The task. Take the data below and repeat it exactly.

Stored records.
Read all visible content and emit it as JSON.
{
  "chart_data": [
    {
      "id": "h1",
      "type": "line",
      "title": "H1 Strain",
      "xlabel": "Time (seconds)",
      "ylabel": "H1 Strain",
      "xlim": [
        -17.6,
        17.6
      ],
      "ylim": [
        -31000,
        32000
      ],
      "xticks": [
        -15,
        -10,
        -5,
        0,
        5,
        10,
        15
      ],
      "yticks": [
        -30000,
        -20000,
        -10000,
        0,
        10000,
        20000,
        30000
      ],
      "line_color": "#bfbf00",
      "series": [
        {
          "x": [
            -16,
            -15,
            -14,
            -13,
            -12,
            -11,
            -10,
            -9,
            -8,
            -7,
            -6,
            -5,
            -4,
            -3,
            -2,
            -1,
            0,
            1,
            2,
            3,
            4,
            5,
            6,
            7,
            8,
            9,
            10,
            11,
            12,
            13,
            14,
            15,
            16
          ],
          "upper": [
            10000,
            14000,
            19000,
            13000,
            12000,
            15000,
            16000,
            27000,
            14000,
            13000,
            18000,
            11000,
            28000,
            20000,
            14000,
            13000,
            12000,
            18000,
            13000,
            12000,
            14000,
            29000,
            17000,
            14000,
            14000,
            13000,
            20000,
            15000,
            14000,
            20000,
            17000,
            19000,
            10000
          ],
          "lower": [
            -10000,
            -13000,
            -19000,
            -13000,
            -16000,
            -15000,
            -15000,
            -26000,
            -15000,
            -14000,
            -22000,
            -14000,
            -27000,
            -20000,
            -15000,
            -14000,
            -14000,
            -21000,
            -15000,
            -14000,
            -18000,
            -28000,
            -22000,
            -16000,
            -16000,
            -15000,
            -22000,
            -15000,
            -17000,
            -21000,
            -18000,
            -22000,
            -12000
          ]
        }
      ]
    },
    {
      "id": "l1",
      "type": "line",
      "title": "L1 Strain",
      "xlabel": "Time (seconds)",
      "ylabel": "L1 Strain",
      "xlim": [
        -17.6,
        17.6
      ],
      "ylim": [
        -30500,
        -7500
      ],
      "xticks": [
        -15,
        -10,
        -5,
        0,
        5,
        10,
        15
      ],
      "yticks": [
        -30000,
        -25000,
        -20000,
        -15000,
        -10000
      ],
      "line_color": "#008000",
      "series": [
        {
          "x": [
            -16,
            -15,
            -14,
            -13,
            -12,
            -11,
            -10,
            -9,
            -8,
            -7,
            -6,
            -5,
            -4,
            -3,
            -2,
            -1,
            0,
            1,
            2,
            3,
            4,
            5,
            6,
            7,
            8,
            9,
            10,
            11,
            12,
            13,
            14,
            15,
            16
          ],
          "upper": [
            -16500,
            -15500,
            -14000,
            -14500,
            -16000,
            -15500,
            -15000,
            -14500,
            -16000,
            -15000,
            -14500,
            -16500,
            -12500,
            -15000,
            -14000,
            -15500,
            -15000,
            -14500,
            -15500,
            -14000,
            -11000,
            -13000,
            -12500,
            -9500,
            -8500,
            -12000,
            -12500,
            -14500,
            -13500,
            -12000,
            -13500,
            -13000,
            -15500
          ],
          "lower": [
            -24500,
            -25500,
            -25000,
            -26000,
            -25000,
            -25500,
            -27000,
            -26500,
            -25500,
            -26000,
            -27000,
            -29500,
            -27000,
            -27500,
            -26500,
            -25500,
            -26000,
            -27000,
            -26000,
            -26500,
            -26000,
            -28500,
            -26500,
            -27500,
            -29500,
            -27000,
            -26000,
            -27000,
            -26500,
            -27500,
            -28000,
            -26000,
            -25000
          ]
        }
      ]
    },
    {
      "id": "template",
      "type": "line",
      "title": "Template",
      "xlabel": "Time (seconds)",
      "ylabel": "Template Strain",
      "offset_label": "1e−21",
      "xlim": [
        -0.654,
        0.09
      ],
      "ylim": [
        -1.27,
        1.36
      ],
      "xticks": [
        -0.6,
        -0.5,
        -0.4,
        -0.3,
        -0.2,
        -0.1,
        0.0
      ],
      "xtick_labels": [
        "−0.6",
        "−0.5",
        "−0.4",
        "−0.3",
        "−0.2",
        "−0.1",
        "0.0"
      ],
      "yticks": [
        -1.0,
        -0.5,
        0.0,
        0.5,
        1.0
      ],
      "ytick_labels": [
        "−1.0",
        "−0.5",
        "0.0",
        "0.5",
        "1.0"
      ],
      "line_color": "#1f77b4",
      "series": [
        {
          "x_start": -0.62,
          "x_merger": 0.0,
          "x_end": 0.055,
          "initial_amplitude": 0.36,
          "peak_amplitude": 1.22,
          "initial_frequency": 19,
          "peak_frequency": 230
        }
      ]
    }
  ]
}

Completed task.
Read all visible content and emit it as JSON.
{
  "chart_data": [
    {
      "id": "h1",
      "type": "line",
      "title": "H1 Strain",
      "xlabel": "Time (seconds)",
      "ylabel": "H1 Strain",
      "xlim": [
        -17.6,
        17.6
      ],
      "ylim": [
        -31000,
        32000
      ],
      "xticks": [
        -15,
        -10,
        -5,
        0,
        5,
        10,
        15
      ],
      "yticks": [
        -30000,
        -20000,
        -10000,
        0,
        10000,
        20000,
        30000
      ],
      "line_color": "#bfbf00",
      "series": [
        {
          "x": [
            -16,
            -15,
            -14,
            -13,
            -12,
            -11,
            -10,
            -9,
            -8,
            -7,
            -6,
            -5,
            -4,
            -3,
            -2,
            -1,
            0,
            1,
            2,
            3,
            4,
            5,
            6,
            7,
            8,
            9,
            10,
            11,
            12,
            13,
            14,
            15,
            16
          ],
          "upper": [
            10000,
            14000,
            19000,
            13000,
            12000,
            15000,
            16000,
            27000,
            14000,
            13000,
            18000,
            11000,
            28000,
            20000,
            14000,
            13000,
            12000,
            18000,
            13000,
            12000,
            14000,
            29000,
            17000,
            14000,
            14000,
            13000,
            20000,
            15000,
            14000,
            20000,
            17000,
            19000,
            10000
          ],
          "lower": [
            -10000,
            -13000,
            -19000,
            -13000,
            -16000,
            -15000,
            -15000,
            -26000,
            -15000,
            -14000,
            -22000,
            -14000,
            -27000,
            -20000,
            -15000,
            -14000,
            -14000,
            -21000,
            -15000,
            -14000,
            -18000,
            -28000,
            -22000,
            -16000,
            -16000,
            -15000,
            -22000,
            -15000,
            -17000,
            -21000,
            -18000,
            -22000,
            -12000
          ]
        }
      ]
    },
    {
      "id": "l1",
      "type": "line",
      "title": "L1 Strain",
      "xlabel": "Time (seconds)",
      "ylabel": "L1 Strain",
      "xlim": [
        -17.6,
        17.6
      ],
      "ylim": [
        -30500,
        -7500
      ],
      "xticks": [
        -15,
        -10,
        -5,
        0,
        5,
        10,
        15
      ],
      "yticks": [
        -30000,
        -25000,
        -20000,
        -15000,
        -10000
      ],
      "line_color": "#008000",
      "series": [
        {
          "x": [
            -16,
            -15,
            -14,
            -13,
            -12,
            -11,
            -10,
            -9,
            -8,
            -7,
            -6,
            -5,
            -4,
            -3,
            -2,
            -1,
            0,
            1,
            2,
            3,
            4,
            5,
            6,
            7,
            8,
            9,
            10,
            11,
            12,
            13,
            14,
            15,
            16
          ],
          "upper": [
            -16500,
            -15500,
            -14000,
            -14500,
            -16000,
            -15500,
            -15000,
            -14500,
            -16000,
            -15000,
            -14500,
            -16500,
            -12500,
            -15000,
            -14000,
            -15500,
            -15000,
            -14500,
            -15500,
            -14000,
            -11000,
            -13000,
            -12500,
            -9500,
            -8500,
            -12000,
            -12500,
            -14500,
            -13500,
            -12000,
            -13500,
            -13000,
            -15500
          ],
          "lower": [
            -24500,
            -25500,
            -25000,
            -26000,
            -25000,
            -25500,
            -27000,
            -26500,
            -25500,
            -26000,
            -27000,
            -29500,
            -27000,
            -27500,
            -26500,
            -25500,
            -26000,
            -27000,
            -26000,
            -26500,
            -26000,
            -28500,
            -26500,
            -27500,
            -29500,
            -27000,
            -26000,
            -27000,
            -26500,
            -27500,
            -28000,
            -26000,
            -25000
          ]
        }
      ]
    },
    {
      "id": "template",
      "type": "line",
      "title": "Template",
      "xlabel": "Time (seconds)",
      "ylabel": "Template Strain",
      "offset_label": "1e−21",
      "xlim": [
        -0.654,
        0.09
      ],
      "ylim": [
        -1.27,
        1.36
      ],
      "xticks": [
        -0.6,
        -0.5,
        -0.4,
        -0.3,
        -0.2,
        -0.1,
        0.0
      ],
      "xtick_labels": [
        "−0.6",
        "−0.5",
        "−0.4",
        "−0.3",
        "−0.2",
        "−0.1",
        "0.0"
      ],
      "yticks": [
        -1.0,
        -0.5,
        0.0,
        0.5,
        1.0
      ],
      "ytick_labels": [
        "−1.0",
        "−0.5",
        "0.0",
        "0.5",
        "1.0"
      ],
      "line_color": "#1f77b4",
      "series": [
        {
          "x_start": -0.62,
          "x_merger": 0.0,
          "x_end": 0.055,
          "initial_amplitude": 0.36,
          "peak_amplitude": 1.22,
          "initial_frequency": 19,
          "peak_frequency": 230
        }
      ]
    }
  ]
}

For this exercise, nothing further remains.